Stored items:
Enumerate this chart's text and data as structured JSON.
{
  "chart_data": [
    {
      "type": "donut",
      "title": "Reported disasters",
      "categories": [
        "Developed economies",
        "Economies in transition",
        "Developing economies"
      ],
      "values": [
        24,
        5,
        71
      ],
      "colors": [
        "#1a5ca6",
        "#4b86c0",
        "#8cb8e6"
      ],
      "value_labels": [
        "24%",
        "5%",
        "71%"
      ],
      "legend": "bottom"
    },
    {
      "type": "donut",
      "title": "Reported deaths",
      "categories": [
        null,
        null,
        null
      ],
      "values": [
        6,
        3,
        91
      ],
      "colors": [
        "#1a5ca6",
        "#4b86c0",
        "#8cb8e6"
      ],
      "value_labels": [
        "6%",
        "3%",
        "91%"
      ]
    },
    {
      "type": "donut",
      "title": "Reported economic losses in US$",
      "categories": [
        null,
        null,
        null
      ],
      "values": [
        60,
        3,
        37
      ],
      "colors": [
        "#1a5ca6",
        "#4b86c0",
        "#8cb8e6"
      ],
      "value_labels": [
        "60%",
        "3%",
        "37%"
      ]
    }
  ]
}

§ EXERCISE PROMPT:
Write out all the data again, exactly as it appears.

§ EXERCISE ANSWER:
Enumerate this chart's text and data as structured JSON.
{
  "chart_data": [
    {
      "type": "donut",
      "title": "Reported disasters",
      "categories": [
        "Developed economies",
        "Economies in transition",
        "Developing economies"
      ],
      "values": [
        24,
        5,
        71
      ],
      "colors": [
        "#1a5ca6",
        "#4b86c0",
        "#8cb8e6"
      ],
      "value_labels": [
        "24%",
        "5%",
        "71%"
      ],
      "legend": "bottom"
    },
    {
      "type": "donut",
      "title": "Reported deaths",
      "categories": [
        null,
        null,
        null
      ],
      "values": [
        6,
        3,
        91
      ],
      "colors": [
        "#1a5ca6",
        "#4b86c0",
        "#8cb8e6"
      ],
      "value_labels": [
        "6%",
        "3%",
        "91%"
      ]
    },
    {
      "type": "donut",
      "title": "Reported economic losses in US$",
      "categories": [
        null,
        null,
        null
      ],
      "values": [
        60,
        3,
        37
      ],
      "colors": [
        "#1a5ca6",
        "#4b86c0",
        "#8cb8e6"
      ],
      "value_labels": [
        "60%",
        "3%",
        "37%"
      ]
    }
  ]
}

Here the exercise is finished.